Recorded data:

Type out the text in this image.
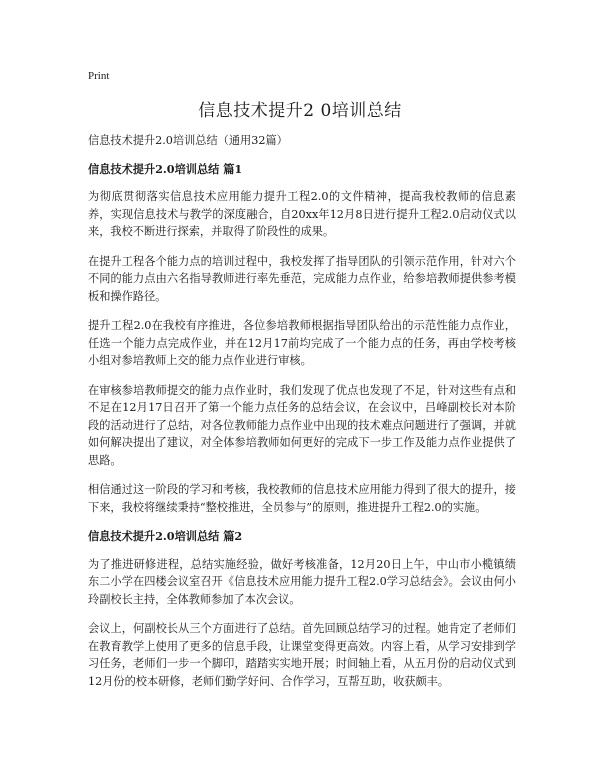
Print
信息技术提升2 0培训总结

信息技术提升2.0培训总结（通用32篇）

信息技术提升2.0培训总结 篇1

为彻底贯彻落实信息技术应用能力提升工程2.0的文件精神，提高我校教师的信息素养，实现信息技术与教学的深度融合，自20xx年12月8日进行提升工程2.0启动仪式以来，我校不断进行探索，并取得了阶段性的成果。

在提升工程各个能力点的培训过程中，我校发挥了指导团队的引领示范作用，针对六个不同的能力点由六名指导教师进行率先垂范，完成能力点作业，给参培教师提供参考模板和操作路径。

提升工程2.0在我校有序推进，各位参培教师根据指导团队给出的示范性能力点作业，任选一个能力点完成作业，并在12月17前均完成了一个能力点的任务，再由学校考核小组对参培教师上交的能力点作业进行审核。

在审核参培教师提交的能力点作业时，我们发现了优点也发现了不足，针对这些有点和不足在12月17日召开了第一个能力点任务的总结会议，在会议中，吕峰副校长对本阶段的活动进行了总结，对各位教师能力点作业中出现的技术难点问题进行了强调，并就如何解决提出了建议，对全体参培教师如何更好的完成下一步工作及能力点作业提供了思路。

相信通过这一阶段的学习和考核，我校教师的信息技术应用能力得到了很大的提升，接下来，我校将继续秉持“整校推进，全员参与”的原则，推进提升工程2.0的实施。

信息技术提升2.0培训总结 篇2

为了推进研修进程，总结实施经验，做好考核准备，12月20日上午，中山市小榄镇绩东二小学在四楼会议室召开《信息技术应用能力提升工程2.0学习总结会》。会议由何小玲副校长主持，全体教师参加了本次会议。

会议上，何副校长从三个方面进行了总结。首先回顾总结学习的过程。她肯定了老师们在教育教学上使用了更多的信息手段，让课堂变得更高效。内容上看，从学习安排到学习任务，老师们一步一个脚印，踏踏实实地开展；时间轴上看，从五月份的启动仪式到12月份的校本研修，老师们勤学好问、合作学习，互帮互助，收获颇丰。
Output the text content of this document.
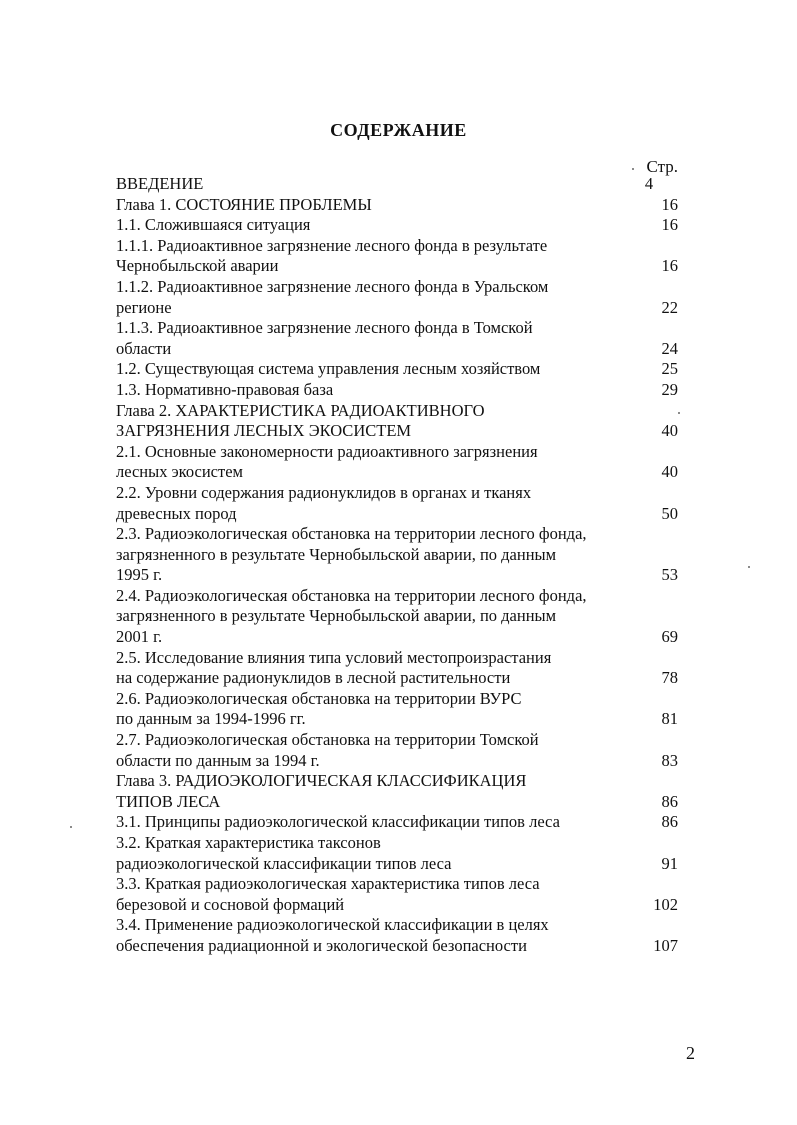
СОДЕРЖАНИЕ
Стр.
ВВЕДЕНИЕ	4
Глава 1. СОСТОЯНИЕ ПРОБЛЕМЫ	16
1.1. Сложившаяся ситуация	16
1.1.1. Радиоактивное загрязнение лесного фонда в результате
Чернобыльской аварии	16
1.1.2. Радиоактивное загрязнение лесного фонда в Уральском
регионе	22
1.1.3. Радиоактивное загрязнение лесного фонда в Томской
области	24
1.2. Существующая система управления лесным хозяйством	25
1.3. Нормативно-правовая база	29
Глава 2. ХАРАКТЕРИСТИКА РАДИОАКТИВНОГО
ЗАГРЯЗНЕНИЯ ЛЕСНЫХ ЭКОСИСТЕМ	40
2.1. Основные закономерности радиоактивного загрязнения
лесных экосистем	40
2.2. Уровни содержания радионуклидов в органах и тканях
древесных пород	50
2.3. Радиоэкологическая обстановка на территории лесного фонда,
загрязненного в результате Чернобыльской аварии, по данным
1995 г.	53
2.4. Радиоэкологическая обстановка на территории лесного фонда,
загрязненного в результате Чернобыльской аварии, по данным
2001 г.	69
2.5. Исследование влияния типа условий местопроизрастания
на содержание радионуклидов в лесной растительности	78
2.6. Радиоэкологическая обстановка на территории ВУРС
по данным за 1994-1996 гг.	81
2.7. Радиоэкологическая обстановка на территории Томской
области по данным за 1994 г.	83
Глава 3. РАДИОЭКОЛОГИЧЕСКАЯ КЛАССИФИКАЦИЯ
ТИПОВ ЛЕСА	86
3.1. Принципы радиоэкологической классификации типов леса	86
3.2. Краткая характеристика таксонов
радиоэкологической классификации типов леса	91
3.3. Краткая радиоэкологическая характеристика типов леса
березовой и сосновой формаций	102
3.4. Применение радиоэкологической классификации в целях
обеспечения радиационной и экологической безопасности	107
2
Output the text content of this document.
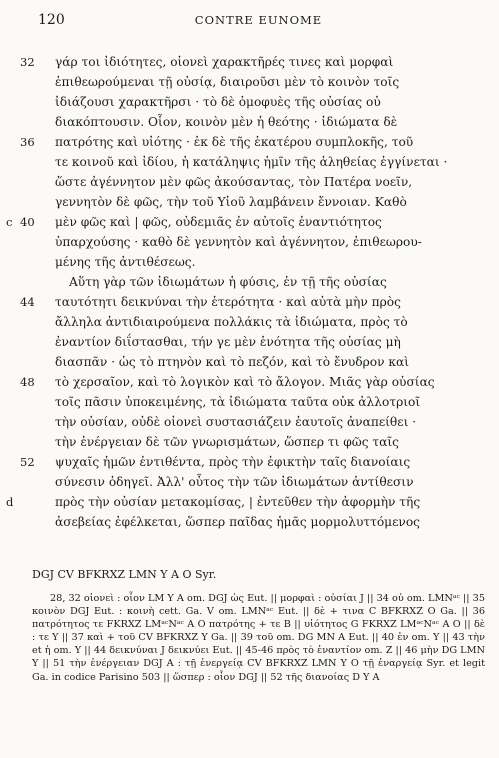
120	CONTRE EUNOME
32	γάρ τοι ἰδιότητες, οἱονεὶ χαρακτῆρές τινες καὶ μορφαὶ
ἐπιθεωρούμεναι τῇ οὐσίᾳ, διαιροῦσι μὲν τὸ κοινὸν τοῖς
ἰδιάζουσι χαρακτῆρσι · τὸ δὲ ὁμοφυὲς τῆς οὐσίας οὐ
διακόπτουσιν. Οἷον, κοινὸν μὲν ἡ θεότης · ἰδιώματα δὲ
36	πατρότης καὶ υἱότης · ἐκ δὲ τῆς ἑκατέρου συμπλοκῆς, τοῦ
τε κοινοῦ καὶ ἰδίου, ἡ κατάληψις ἡμῖν τῆς ἀληθείας ἐγγίνεται ·
ὥστε ἀγέννητον μὲν φῶς ἀκούσαντας, τὸν Πατέρα νοεῖν,
γεννητὸν δὲ φῶς, τὴν τοῦ Υἱοῦ λαμβάνειν ἔννοιαν. Καθὸ
c 40	μὲν φῶς καὶ | φῶς, οὐδεμιᾶς ἐν αὐτοῖς ἐναντιότητος
ὑπαρχούσης · καθὸ δὲ γεννητὸν καὶ ἀγέννητον, ἐπιθεωρου-
μένης τῆς ἀντιθέσεως.
Αὕτη γὰρ τῶν ἰδιωμάτων ἡ φύσις, ἐν τῇ τῆς οὐσίας
44	ταυτότητι δεικνύναι τὴν ἑτερότητα · καὶ αὐτὰ μὴν πρὸς
ἄλληλα ἀντιδιαιρούμενα πολλάκις τὰ ἰδιώματα, πρὸς τὸ
ἐναντίον διΐστασθαι, τήν γε μὲν ἑνότητα τῆς οὐσίας μὴ
διασπᾶν · ὡς τὸ πτηνὸν καὶ τὸ πεζόν, καὶ τὸ ἔνυδρον καὶ
48	τὸ χερσαῖον, καὶ τὸ λογικὸν καὶ τὸ ἄλογον. Μιᾶς γὰρ οὐσίας
τοῖς πᾶσιν ὑποκειμένης, τὰ ἰδιώματα ταῦτα οὐκ ἀλλοτριοῖ
τὴν οὐσίαν, οὐδὲ οἱονεὶ συστασιάζειν ἑαυτοῖς ἀναπείθει ·
τὴν ἐνέργειαν δὲ τῶν γνωρισμάτων, ὥσπερ τι φῶς ταῖς
52	ψυχαῖς ἡμῶν ἐντιθέντα, πρὸς τὴν ἐφικτὴν ταῖς διανοίαις
σύνεσιν ὁδηγεῖ. Ἀλλ' οὗτος τὴν τῶν ἰδιωμάτων ἀντίθεσιν
d	πρὸς τὴν οὐσίαν μετακομίσας, | ἐντεῦθεν τὴν ἀφορμὴν τῆς
ἀσεβείας ἐφέλκεται, ὥσπερ παῖδας ἡμᾶς μορμολυττόμενος
DGJ CV BFKRXZ LMN Y A O Syr.

28, 32 οἱονεὶ : οἷον LM Y A om. DGJ ὡς Eut. || μορφαὶ : οὐσίαι J || 34 οὐ om. LMNᵃᶜ || 35 κοινὸν DGJ Eut. : κοινὴ cett. Ga. V om. LMNᵃᶜ Eut. || δὲ + τινα C BFKRXZ O Ga. || 36 πατρότητος τε FKRXZ LMᵃᶜNᵃᶜ A O πατρότης + τε B || υἱότητος G FKRXZ LMᵃᶜNᵃᶜ A O || δὲ : τε Y || 37 καὶ + τοῦ CV BFKRXZ Y Ga. || 39 τοῦ om. DG MN A Eut. || 40 ἐν om. Y || 43 τὴν et ἡ om. Y || 44 δεικνύναι J δεικνύει Eut. || 45-46 πρὸς τὸ ἐναντίον om. Z || 46 μὴν DG LMN Y || 51 τὴν ἐνέργειαν DGJ A : τῇ ἐνεργείᾳ CV BFKRXZ LMN Y O τῇ ἐναργείᾳ Syr. et legit Ga. in codice Parisino 503 || ὥσπερ : οἷον DGJ || 52 τῆς διανοίας D Y A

- PROBLEM TO SOLVE: Search the records for the word "фонда", then list every line that has it.

- IN RESPONSE:
1.1.1. Радиоактивное загрязнение лесного фонда в результате
1.1.2. Радиоактивное загрязнение лесного фонда в Уральском
1.1.3. Радиоактивное загрязнение лесного фонда в Томской
2.3. Радиоэкологическая обстановка на территории лесного фонда,
2.4. Радиоэкологическая обстановка на территории лесного фонда,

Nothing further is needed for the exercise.